Records excerpted from a collection

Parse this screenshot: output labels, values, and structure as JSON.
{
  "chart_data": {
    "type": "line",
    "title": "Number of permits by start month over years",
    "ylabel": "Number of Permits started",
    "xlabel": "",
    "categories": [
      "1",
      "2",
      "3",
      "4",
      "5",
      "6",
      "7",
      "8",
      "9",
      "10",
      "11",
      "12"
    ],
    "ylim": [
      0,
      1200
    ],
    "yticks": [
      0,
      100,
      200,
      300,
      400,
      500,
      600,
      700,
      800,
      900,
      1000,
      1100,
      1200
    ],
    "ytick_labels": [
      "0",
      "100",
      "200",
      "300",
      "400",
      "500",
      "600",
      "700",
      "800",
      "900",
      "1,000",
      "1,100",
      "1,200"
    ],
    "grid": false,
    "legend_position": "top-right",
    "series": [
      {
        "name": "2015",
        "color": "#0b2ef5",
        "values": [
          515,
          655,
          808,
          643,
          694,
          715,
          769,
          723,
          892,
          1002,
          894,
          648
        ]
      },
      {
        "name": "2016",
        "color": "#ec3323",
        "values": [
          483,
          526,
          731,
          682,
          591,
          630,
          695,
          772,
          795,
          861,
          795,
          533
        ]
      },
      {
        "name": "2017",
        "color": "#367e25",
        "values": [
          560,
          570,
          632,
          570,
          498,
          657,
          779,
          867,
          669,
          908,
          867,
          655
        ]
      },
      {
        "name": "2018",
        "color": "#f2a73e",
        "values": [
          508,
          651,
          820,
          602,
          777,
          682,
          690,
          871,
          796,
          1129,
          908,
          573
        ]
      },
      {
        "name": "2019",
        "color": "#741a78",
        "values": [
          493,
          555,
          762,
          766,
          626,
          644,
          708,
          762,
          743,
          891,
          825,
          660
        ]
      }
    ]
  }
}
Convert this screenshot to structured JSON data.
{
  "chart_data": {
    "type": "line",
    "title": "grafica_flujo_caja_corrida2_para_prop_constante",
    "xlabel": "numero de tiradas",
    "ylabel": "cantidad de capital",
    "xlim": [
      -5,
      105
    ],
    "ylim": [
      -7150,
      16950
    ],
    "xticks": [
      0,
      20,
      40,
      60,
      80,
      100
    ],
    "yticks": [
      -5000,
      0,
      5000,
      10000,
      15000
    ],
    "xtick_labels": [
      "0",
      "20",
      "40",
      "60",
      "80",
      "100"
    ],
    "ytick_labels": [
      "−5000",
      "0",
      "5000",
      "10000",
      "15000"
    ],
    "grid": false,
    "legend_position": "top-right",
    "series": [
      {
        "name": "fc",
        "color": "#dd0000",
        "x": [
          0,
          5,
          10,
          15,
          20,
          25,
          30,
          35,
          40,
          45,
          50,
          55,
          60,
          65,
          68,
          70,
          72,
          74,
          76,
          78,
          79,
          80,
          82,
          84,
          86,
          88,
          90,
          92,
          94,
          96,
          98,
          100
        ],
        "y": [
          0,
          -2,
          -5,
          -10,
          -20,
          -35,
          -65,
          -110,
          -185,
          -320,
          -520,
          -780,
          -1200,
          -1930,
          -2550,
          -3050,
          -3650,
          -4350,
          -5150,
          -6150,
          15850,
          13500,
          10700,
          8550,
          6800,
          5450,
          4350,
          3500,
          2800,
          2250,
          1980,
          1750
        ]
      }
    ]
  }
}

Goal of the exercise:
Where a line in the entries holds the word "name", copy that line.

Full response:
        "name": "2015",
        "name": "2016",
        "name": "2017",
        "name": "2018",
        "name": "2019",
        "name": "fc",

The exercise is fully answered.